* GOAL
Among the records below, find each line that includes the string "students" and copy it.

* PROVIDED INFORMATION
● ● ● ●
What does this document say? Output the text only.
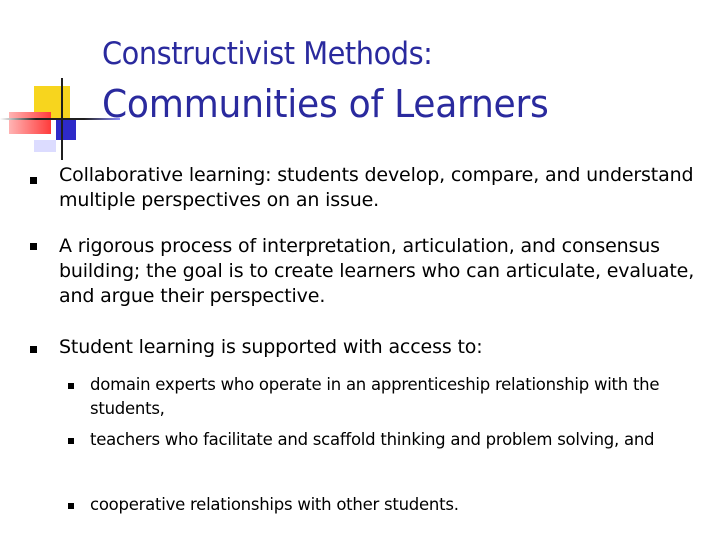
Constructivist Methods:
Communities of Learners
Collaborative learning: students develop, compare, and understand multiple perspectives on an issue.
A rigorous process of interpretation, articulation, and consensus building; the goal is to create learners who can articulate, evaluate, and argue their perspective.
Student learning is supported with access to:
domain experts who operate in an apprenticeship relationship with the students,
teachers who facilitate and scaffold thinking and problem solving, and
cooperative relationships with other students.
● ● ● ●
* ANSWER TO THE EXERCISE
Collaborative learning: students develop, compare, and understand multiple perspectives on an issue.
domain experts who operate in an apprenticeship relationship with the students,
cooperative relationships with other students.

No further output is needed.